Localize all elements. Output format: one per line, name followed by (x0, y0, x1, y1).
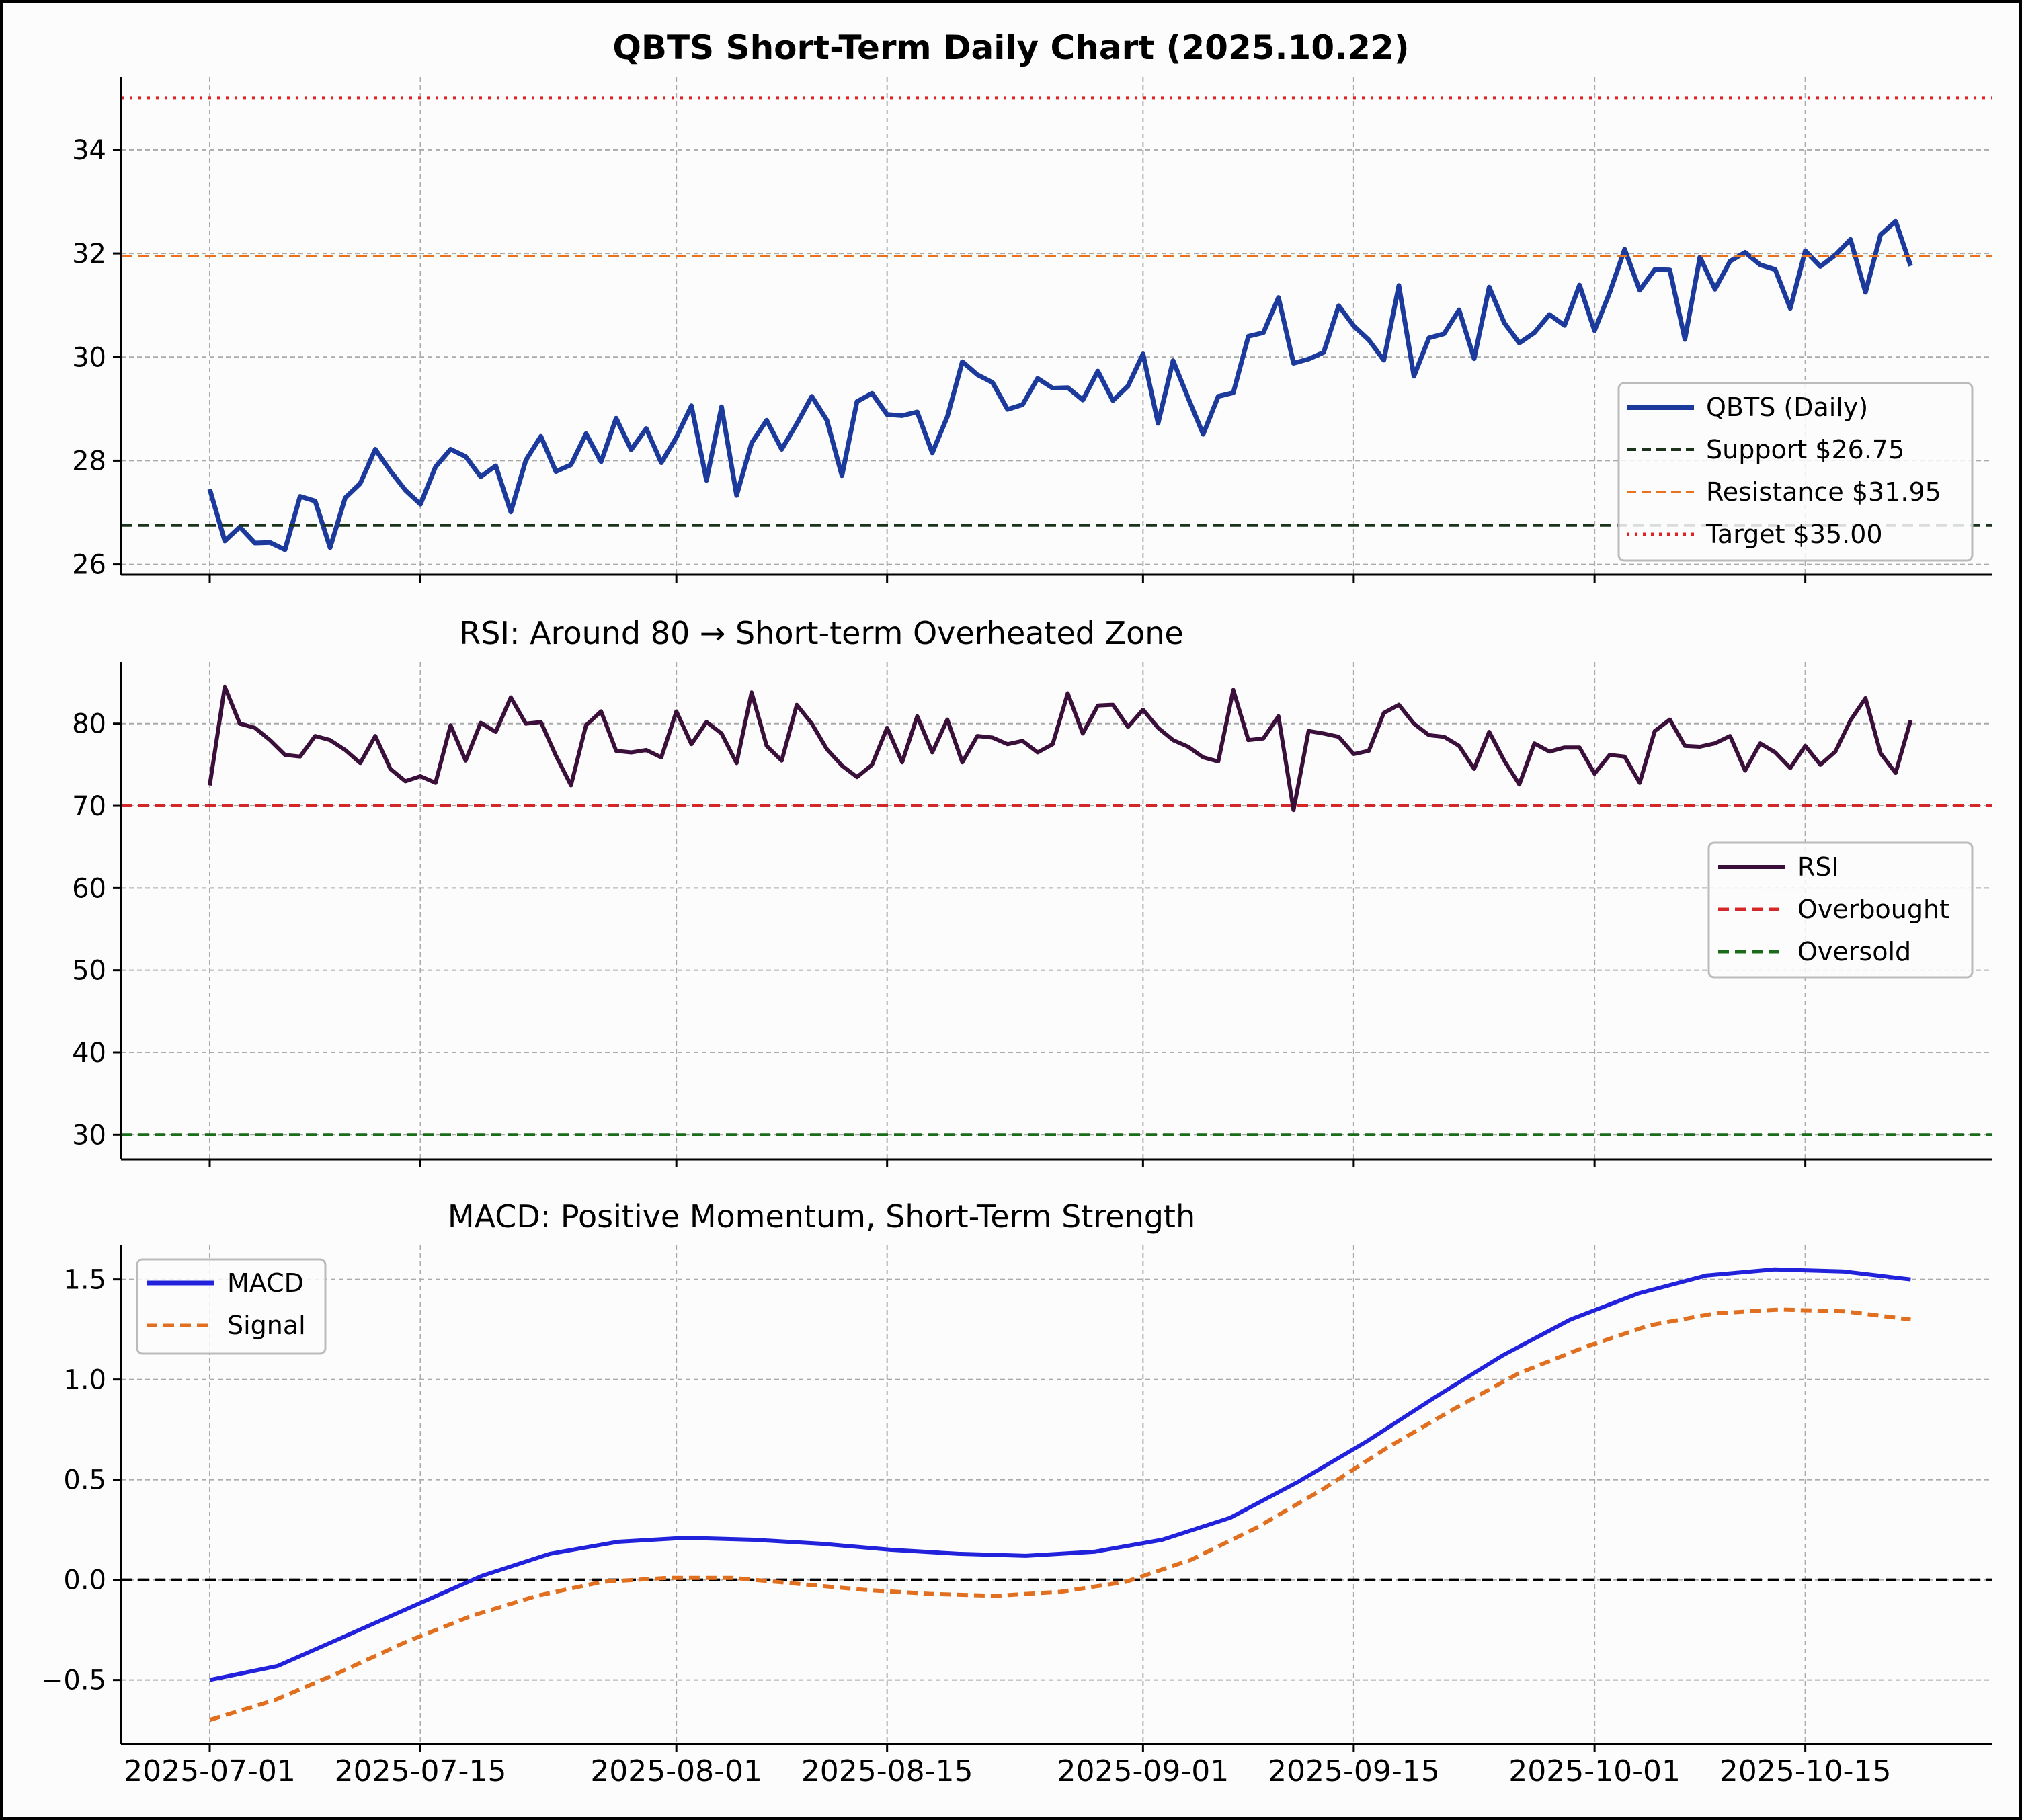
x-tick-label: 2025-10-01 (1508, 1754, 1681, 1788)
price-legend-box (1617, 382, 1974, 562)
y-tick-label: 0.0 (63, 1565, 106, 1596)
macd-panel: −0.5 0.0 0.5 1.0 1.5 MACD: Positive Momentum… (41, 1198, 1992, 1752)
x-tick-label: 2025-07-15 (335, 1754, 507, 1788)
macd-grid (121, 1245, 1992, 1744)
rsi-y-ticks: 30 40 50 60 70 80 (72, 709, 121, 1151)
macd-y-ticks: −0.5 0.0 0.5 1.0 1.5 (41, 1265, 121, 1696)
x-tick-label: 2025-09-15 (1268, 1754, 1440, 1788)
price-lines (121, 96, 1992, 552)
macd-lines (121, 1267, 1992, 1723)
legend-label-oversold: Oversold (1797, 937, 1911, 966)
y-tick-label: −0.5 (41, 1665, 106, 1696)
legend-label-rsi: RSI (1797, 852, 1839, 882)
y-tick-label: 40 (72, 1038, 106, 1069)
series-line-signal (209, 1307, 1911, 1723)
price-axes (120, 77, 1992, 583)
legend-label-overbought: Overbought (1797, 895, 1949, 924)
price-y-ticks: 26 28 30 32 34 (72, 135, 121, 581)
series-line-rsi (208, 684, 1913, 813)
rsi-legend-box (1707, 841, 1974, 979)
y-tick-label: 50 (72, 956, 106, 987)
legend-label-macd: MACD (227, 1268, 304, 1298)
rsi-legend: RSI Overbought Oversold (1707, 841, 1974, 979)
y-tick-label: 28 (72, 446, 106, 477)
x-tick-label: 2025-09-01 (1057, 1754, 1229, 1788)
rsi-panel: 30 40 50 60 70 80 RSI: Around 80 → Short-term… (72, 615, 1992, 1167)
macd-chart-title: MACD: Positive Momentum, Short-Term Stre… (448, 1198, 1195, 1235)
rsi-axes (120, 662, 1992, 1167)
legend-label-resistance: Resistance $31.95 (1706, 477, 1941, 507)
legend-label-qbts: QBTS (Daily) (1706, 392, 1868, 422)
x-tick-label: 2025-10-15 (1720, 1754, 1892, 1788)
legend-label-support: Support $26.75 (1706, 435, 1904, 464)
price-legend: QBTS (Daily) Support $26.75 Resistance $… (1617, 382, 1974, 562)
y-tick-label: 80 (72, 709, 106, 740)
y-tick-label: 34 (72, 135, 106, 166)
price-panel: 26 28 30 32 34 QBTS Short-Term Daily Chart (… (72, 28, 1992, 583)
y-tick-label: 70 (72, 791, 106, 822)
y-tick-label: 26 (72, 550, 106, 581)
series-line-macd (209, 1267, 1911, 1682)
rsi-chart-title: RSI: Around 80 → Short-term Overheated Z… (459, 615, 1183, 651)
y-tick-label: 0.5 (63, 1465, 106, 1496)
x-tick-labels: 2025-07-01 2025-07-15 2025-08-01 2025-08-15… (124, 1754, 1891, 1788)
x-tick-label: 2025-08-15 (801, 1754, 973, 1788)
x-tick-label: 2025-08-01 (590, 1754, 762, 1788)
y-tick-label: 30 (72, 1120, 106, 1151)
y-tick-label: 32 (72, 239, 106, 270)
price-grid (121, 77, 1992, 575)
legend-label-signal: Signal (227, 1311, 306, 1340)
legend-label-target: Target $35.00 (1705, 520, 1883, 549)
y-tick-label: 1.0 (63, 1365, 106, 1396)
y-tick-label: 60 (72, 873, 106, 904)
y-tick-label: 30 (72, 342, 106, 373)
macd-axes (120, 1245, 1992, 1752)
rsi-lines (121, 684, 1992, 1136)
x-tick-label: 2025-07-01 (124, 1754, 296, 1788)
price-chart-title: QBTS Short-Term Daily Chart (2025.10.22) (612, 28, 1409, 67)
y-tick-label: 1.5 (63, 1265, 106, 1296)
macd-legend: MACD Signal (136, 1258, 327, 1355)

|---|

Aim:
Repeat the part of the listing that opens with the line containing "x-tick-label: 2025-10-01 (1508, 1754, 1681, 1788)" and closes with the line containing "macd-lines (121, 1267, 1992, 1723)", keeping every line exactly as it is.

Full answer:
x-tick-label: 2025-10-01 (1508, 1754, 1681, 1788)
price-legend-box (1617, 382, 1974, 562)
y-tick-label: 0.0 (63, 1565, 106, 1596)
macd-panel: −0.5 0.0 0.5 1.0 1.5 MACD: Positive Momentum… (41, 1198, 1992, 1752)
x-tick-label: 2025-07-15 (335, 1754, 507, 1788)
macd-grid (121, 1245, 1992, 1744)
rsi-y-ticks: 30 40 50 60 70 80 (72, 709, 121, 1151)
macd-y-ticks: −0.5 0.0 0.5 1.0 1.5 (41, 1265, 121, 1696)
x-tick-label: 2025-09-15 (1268, 1754, 1440, 1788)
price-lines (121, 96, 1992, 552)
macd-lines (121, 1267, 1992, 1723)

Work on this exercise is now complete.